> **Your task**: Every record below should be written out exactly; pictures stay out.

● ● ●

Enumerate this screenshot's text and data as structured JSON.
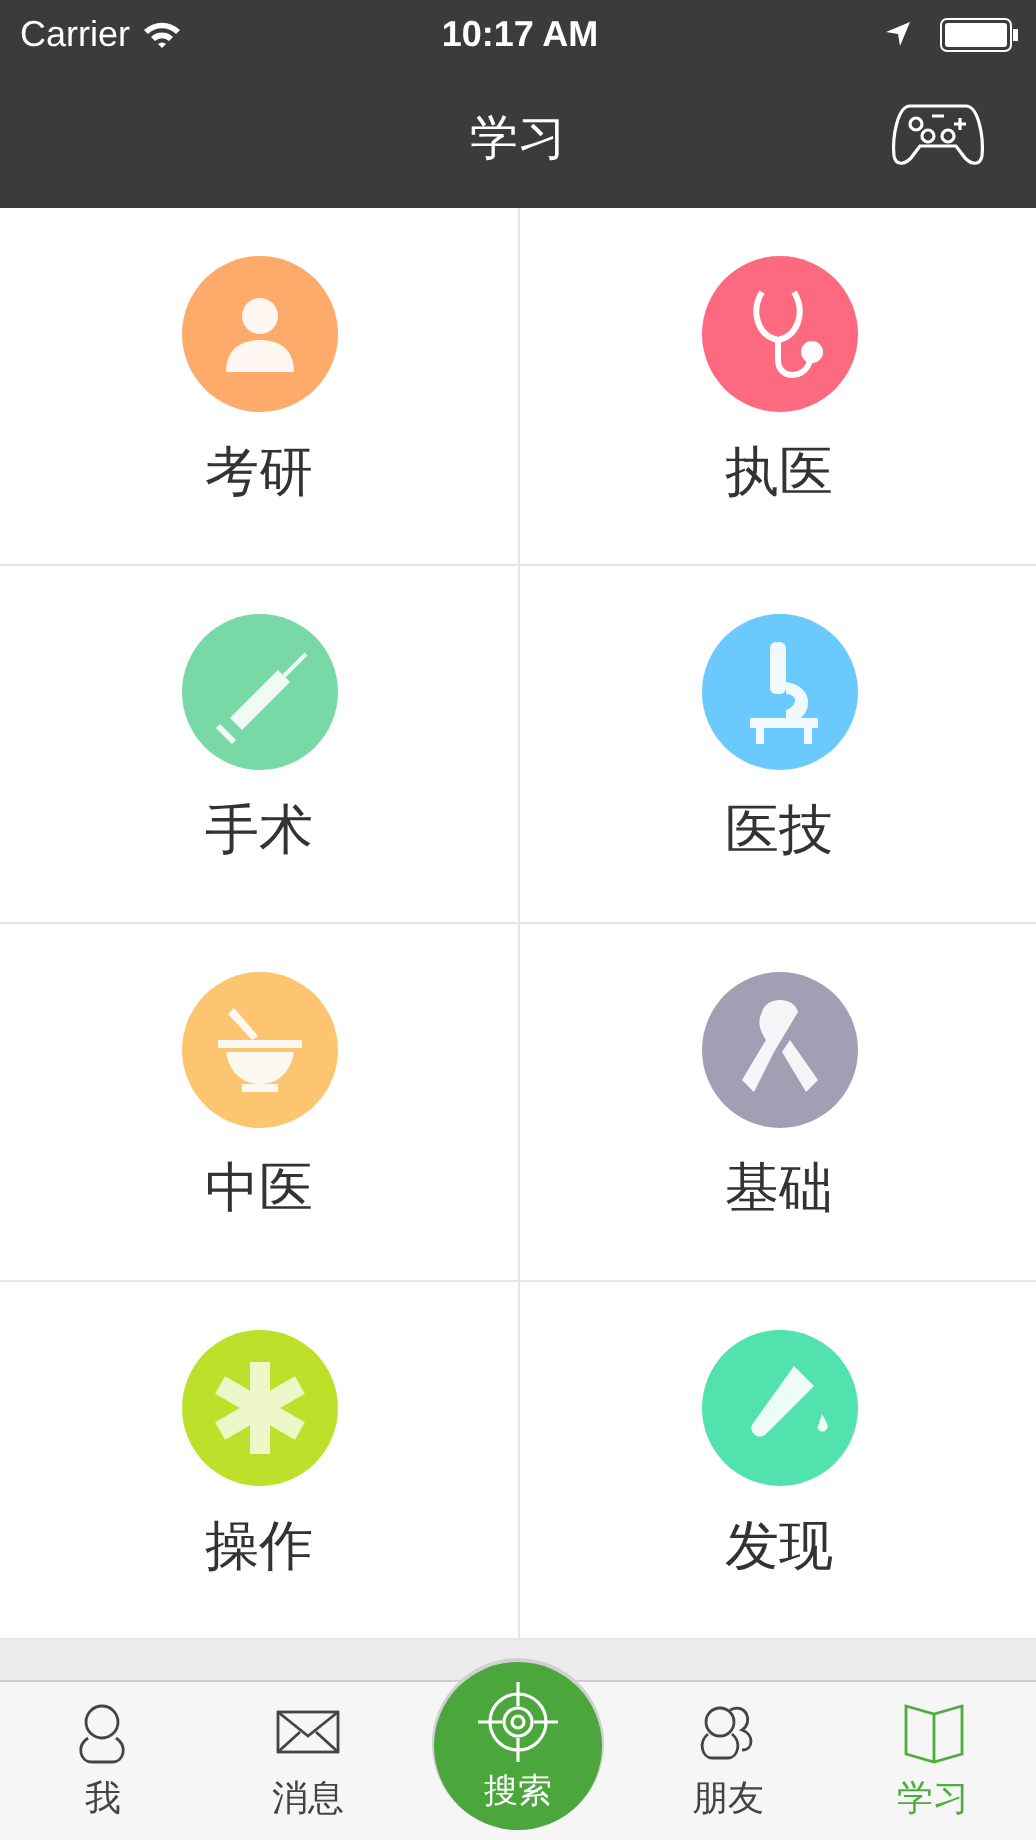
{
  "status_bar": {
    "carrier": "Carrier",
    "time": "10:17 AM"
  },
  "nav_bar": {
    "title": "学习"
  },
  "tiles": [
    {
      "label": "考研",
      "kind": "doctor",
      "color": "#fdaa6a"
    },
    {
      "label": "执医",
      "kind": "stethoscope",
      "color": "#fd6a80"
    },
    {
      "label": "手术",
      "kind": "syringe",
      "color": "#78d8a6"
    },
    {
      "label": "医技",
      "kind": "microscope",
      "color": "#6ac9fd"
    },
    {
      "label": "中医",
      "kind": "mortar",
      "color": "#fdc56f"
    },
    {
      "label": "基础",
      "kind": "ribbon",
      "color": "#a29fb5"
    },
    {
      "label": "操作",
      "kind": "star",
      "color": "#bde02a"
    },
    {
      "label": "发现",
      "kind": "tube",
      "color": "#52e2ae"
    }
  ],
  "tab_bar": [
    {
      "label": "我",
      "kind": "person",
      "selected": false
    },
    {
      "label": "消息",
      "kind": "mail",
      "selected": false
    },
    {
      "label": "搜索",
      "kind": "center",
      "selected": false
    },
    {
      "label": "朋友",
      "kind": "friends",
      "selected": false
    },
    {
      "label": "学习",
      "kind": "book",
      "selected": true
    }
  ]
}
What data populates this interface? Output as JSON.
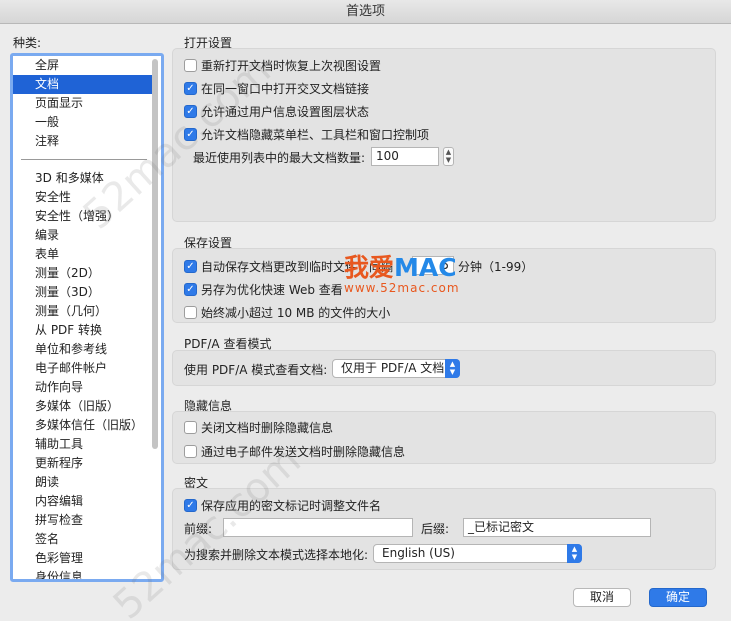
{
  "window": {
    "title": "首选项"
  },
  "sidebar": {
    "label": "种类:",
    "items": [
      "全屏",
      "文档",
      "页面显示",
      "一般",
      "注释",
      "3D 和多媒体",
      "安全性",
      "安全性（增强）",
      "编录",
      "表单",
      "测量（2D）",
      "测量（3D）",
      "测量（几何）",
      "从 PDF 转换",
      "单位和参考线",
      "电子邮件帐户",
      "动作向导",
      "多媒体（旧版）",
      "多媒体信任（旧版）",
      "辅助工具",
      "更新程序",
      "朗读",
      "内容编辑",
      "拼写检查",
      "签名",
      "色彩管理",
      "身份信息"
    ]
  },
  "open": {
    "title": "打开设置",
    "restore_view": "重新打开文档时恢复上次视图设置",
    "same_window": "在同一窗口中打开交叉文档链接",
    "layer_state": "允许通过用户信息设置图层状态",
    "hide_ui": "允许文档隐藏菜单栏、工具栏和窗口控制项",
    "max_docs_label": "最近使用列表中的最大文档数量:",
    "max_docs_value": "100"
  },
  "save": {
    "title": "保存设置",
    "autosave_prefix": "自动保存文档更改到临时文件，间隔",
    "autosave_value": "5",
    "autosave_suffix": "分钟（1-99）",
    "fast_web": "另存为优化快速 Web 查看",
    "reduce_size": "始终减小超过 10 MB 的文件的大小"
  },
  "pdfa": {
    "title": "PDF/A 查看模式",
    "label": "使用 PDF/A 模式查看文档:",
    "value": "仅用于 PDF/A 文档"
  },
  "hidden": {
    "title": "隐藏信息",
    "on_close": "关闭文档时删除隐藏信息",
    "on_email": "通过电子邮件发送文档时删除隐藏信息"
  },
  "redact": {
    "title": "密文",
    "adjust_name": "保存应用的密文标记时调整文件名",
    "prefix_label": "前缀:",
    "prefix_value": "",
    "suffix_label": "后缀:",
    "suffix_value": "_已标记密文",
    "locale_label": "为搜索并删除文本模式选择本地化:",
    "locale_value": "English (US)"
  },
  "buttons": {
    "cancel": "取消",
    "ok": "确定"
  },
  "watermark": {
    "logo_a": "我爱",
    "logo_b": "MAC",
    "url": "www.52mac.com",
    "diag_a": "52mac.com",
    "diag_b": "52mac.com"
  }
}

● ● ●

> **Exercise result**:
Enumerate this screenshot's text and data as structured JSON.
{
  "status_bar": {
    "carrier": "Carrier",
    "time": "10:17 AM"
  },
  "nav_bar": {
    "title": "学习"
  },
  "tiles": [
    {
      "label": "考研",
      "kind": "doctor",
      "color": "#fdaa6a"
    },
    {
      "label": "执医",
      "kind": "stethoscope",
      "color": "#fd6a80"
    },
    {
      "label": "手术",
      "kind": "syringe",
      "color": "#78d8a6"
    },
    {
      "label": "医技",
      "kind": "microscope",
      "color": "#6ac9fd"
    },
    {
      "label": "中医",
      "kind": "mortar",
      "color": "#fdc56f"
    },
    {
      "label": "基础",
      "kind": "ribbon",
      "color": "#a29fb5"
    },
    {
      "label": "操作",
      "kind": "star",
      "color": "#bde02a"
    },
    {
      "label": "发现",
      "kind": "tube",
      "color": "#52e2ae"
    }
  ],
  "tab_bar": [
    {
      "label": "我",
      "kind": "person",
      "selected": false
    },
    {
      "label": "消息",
      "kind": "mail",
      "selected": false
    },
    {
      "label": "搜索",
      "kind": "center",
      "selected": false
    },
    {
      "label": "朋友",
      "kind": "friends",
      "selected": false
    },
    {
      "label": "学习",
      "kind": "book",
      "selected": true
    }
  ]
}
What data populates this interface? Output as JSON.
{
  "window": {
    "title": "首选项"
  },
  "sidebar": {
    "label": "种类:",
    "items": [
      "全屏",
      "文档",
      "页面显示",
      "一般",
      "注释",
      "3D 和多媒体",
      "安全性",
      "安全性（增强）",
      "编录",
      "表单",
      "测量（2D）",
      "测量（3D）",
      "测量（几何）",
      "从 PDF 转换",
      "单位和参考线",
      "电子邮件帐户",
      "动作向导",
      "多媒体（旧版）",
      "多媒体信任（旧版）",
      "辅助工具",
      "更新程序",
      "朗读",
      "内容编辑",
      "拼写检查",
      "签名",
      "色彩管理",
      "身份信息"
    ]
  },
  "open": {
    "title": "打开设置",
    "restore_view": "重新打开文档时恢复上次视图设置",
    "same_window": "在同一窗口中打开交叉文档链接",
    "layer_state": "允许通过用户信息设置图层状态",
    "hide_ui": "允许文档隐藏菜单栏、工具栏和窗口控制项",
    "max_docs_label": "最近使用列表中的最大文档数量:",
    "max_docs_value": "100"
  },
  "save": {
    "title": "保存设置",
    "autosave_prefix": "自动保存文档更改到临时文件，间隔",
    "autosave_value": "5",
    "autosave_suffix": "分钟（1-99）",
    "fast_web": "另存为优化快速 Web 查看",
    "reduce_size": "始终减小超过 10 MB 的文件的大小"
  },
  "pdfa": {
    "title": "PDF/A 查看模式",
    "label": "使用 PDF/A 模式查看文档:",
    "value": "仅用于 PDF/A 文档"
  },
  "hidden": {
    "title": "隐藏信息",
    "on_close": "关闭文档时删除隐藏信息",
    "on_email": "通过电子邮件发送文档时删除隐藏信息"
  },
  "redact": {
    "title": "密文",
    "adjust_name": "保存应用的密文标记时调整文件名",
    "prefix_label": "前缀:",
    "prefix_value": "",
    "suffix_label": "后缀:",
    "suffix_value": "_已标记密文",
    "locale_label": "为搜索并删除文本模式选择本地化:",
    "locale_value": "English (US)"
  },
  "buttons": {
    "cancel": "取消",
    "ok": "确定"
  },
  "watermark": {
    "logo_a": "我爱",
    "logo_b": "MAC",
    "url": "www.52mac.com",
    "diag_a": "52mac.com",
    "diag_b": "52mac.com"
  }
}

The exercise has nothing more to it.